*** Opening of SOURCE PASSAGE ***
When discussing seafood sourcing, it’s not uncommon to hear the words “wild caught” repeated over and over. While wild caught seafood is often the preferred option for sustainability, taste and value, the truth is that fish that is aquacultured, or farmed, is just as safe, healthy and delicious.
According to Technomic’s 2017 Center of the Plate: Seafood & Vegetarian Consumer Trend Report, powered by Ignite, 89% of consumers say they eat seafood at least once a month and 53% say they eat it at least once a week, while 30% say they have eaten more seafood in the past year. With diners eating seafood more frequently, with no indication that demand will slow anytime soon, aquaculture is necessary for keeping up with supply.
Aquaculture myths, dispelled
According to NFI, National Fisheries Institute, four of the six most popular U.S. species by consumption—shrimp, salmon, tilapia and pangasius, a large catfish—are farmed. But despite that, there are several myths surrounding aquaculture that can lead to consumers thinking it’s a less ideal option when purchasing seafood. One prevailing myth is that there’s not enough regulation surrounding farmed fish, but in fact, it’s quite the opposite. In many countries, both governmental and nongovernmental regulations ensure habitats are protected, species are conserved and health codes and policies are followed.
Another myth is that farmed fish is worse for the environment due to the amount of feed needed—in other words, there’s a myth that farming seafood is ecologically inefficient. In fact, though, many farmed fish, including tilapia, do not need large amounts of fishmeal or fish oil in their diets, so are a net protein provider when fed a proper diet.
Farmed fish provide a sustainable, healthy and safe option for consumers.
*** Close of SOURCE PASSAGE ***
*** Opening of DATA RECORDS ***
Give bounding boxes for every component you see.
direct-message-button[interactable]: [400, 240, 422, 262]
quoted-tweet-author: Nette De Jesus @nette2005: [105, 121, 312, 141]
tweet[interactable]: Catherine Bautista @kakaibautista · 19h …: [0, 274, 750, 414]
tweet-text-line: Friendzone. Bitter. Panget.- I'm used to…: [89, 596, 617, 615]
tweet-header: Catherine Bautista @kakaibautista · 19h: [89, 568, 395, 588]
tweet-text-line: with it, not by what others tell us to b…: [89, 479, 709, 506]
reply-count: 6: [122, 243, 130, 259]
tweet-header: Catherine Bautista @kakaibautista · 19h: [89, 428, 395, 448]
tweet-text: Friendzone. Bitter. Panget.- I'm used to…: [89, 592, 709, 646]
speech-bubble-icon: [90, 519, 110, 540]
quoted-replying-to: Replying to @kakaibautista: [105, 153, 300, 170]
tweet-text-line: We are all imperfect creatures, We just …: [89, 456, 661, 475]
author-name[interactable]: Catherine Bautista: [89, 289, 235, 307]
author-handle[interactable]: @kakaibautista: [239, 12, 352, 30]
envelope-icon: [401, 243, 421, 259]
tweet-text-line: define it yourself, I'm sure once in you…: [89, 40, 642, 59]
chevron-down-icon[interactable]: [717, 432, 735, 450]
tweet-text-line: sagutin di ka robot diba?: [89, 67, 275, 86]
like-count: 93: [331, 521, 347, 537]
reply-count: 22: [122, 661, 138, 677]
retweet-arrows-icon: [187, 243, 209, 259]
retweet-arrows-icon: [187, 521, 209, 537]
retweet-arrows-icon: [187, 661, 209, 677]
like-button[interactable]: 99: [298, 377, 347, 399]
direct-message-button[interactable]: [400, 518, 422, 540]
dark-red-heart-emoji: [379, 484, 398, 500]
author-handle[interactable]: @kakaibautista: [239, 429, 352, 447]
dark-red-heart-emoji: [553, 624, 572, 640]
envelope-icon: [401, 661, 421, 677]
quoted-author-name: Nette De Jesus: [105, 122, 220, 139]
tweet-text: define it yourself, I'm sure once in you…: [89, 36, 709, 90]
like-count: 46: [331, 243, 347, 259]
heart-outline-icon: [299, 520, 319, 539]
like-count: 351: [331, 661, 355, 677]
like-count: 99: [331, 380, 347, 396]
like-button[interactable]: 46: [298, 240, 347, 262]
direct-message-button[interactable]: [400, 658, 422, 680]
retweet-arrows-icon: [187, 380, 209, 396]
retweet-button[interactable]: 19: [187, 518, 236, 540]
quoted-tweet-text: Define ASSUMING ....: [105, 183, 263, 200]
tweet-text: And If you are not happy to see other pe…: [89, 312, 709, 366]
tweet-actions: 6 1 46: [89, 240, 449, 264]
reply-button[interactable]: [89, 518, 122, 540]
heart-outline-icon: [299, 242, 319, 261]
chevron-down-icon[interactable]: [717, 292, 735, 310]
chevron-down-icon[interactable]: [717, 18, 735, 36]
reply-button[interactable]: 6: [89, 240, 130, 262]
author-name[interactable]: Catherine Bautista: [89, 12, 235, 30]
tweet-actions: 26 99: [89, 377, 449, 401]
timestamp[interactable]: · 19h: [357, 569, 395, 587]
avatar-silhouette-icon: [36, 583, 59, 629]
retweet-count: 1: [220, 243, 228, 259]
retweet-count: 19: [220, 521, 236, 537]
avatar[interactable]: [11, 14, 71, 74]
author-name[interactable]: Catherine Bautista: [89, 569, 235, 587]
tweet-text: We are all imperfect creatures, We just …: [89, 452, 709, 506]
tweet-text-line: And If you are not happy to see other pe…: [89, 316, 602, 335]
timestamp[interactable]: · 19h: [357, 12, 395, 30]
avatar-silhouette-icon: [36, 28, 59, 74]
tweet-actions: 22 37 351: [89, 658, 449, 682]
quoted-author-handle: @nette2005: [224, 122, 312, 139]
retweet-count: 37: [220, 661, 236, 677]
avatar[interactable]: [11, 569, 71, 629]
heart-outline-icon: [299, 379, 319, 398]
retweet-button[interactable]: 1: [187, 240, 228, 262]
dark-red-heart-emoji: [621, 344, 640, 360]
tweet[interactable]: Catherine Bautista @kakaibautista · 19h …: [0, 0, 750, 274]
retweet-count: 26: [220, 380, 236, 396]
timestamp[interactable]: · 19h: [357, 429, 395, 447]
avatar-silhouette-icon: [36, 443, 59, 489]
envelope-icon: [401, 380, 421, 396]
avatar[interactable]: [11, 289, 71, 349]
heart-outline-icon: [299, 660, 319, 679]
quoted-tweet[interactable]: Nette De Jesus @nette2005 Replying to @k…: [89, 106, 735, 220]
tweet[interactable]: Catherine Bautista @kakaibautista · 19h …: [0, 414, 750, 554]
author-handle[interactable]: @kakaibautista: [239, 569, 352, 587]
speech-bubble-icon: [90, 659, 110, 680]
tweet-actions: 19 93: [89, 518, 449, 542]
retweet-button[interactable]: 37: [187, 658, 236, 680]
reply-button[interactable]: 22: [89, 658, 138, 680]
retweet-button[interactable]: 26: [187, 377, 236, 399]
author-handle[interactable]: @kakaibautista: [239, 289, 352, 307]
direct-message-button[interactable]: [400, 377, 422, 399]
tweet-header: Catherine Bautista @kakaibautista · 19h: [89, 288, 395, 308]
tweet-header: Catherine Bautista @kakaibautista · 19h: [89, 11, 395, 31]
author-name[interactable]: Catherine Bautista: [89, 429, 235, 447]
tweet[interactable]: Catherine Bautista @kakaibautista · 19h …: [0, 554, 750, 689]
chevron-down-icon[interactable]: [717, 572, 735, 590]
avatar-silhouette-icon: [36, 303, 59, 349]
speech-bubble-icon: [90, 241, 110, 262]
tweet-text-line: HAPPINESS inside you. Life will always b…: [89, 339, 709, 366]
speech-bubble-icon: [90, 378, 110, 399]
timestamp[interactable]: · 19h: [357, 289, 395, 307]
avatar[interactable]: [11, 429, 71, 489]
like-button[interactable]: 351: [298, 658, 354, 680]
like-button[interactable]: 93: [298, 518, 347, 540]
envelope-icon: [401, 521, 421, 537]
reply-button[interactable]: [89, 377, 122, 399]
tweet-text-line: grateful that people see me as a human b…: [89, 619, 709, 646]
*** Close of DATA RECORDS ***
## TASK DIRECTIONS:
According to the passage on farmed seafood, which four of the six most popular U.S. species by consumption are farmed?

## EXERCISE OUTPUT:
Shrimp, salmon, tilapia and pangasius.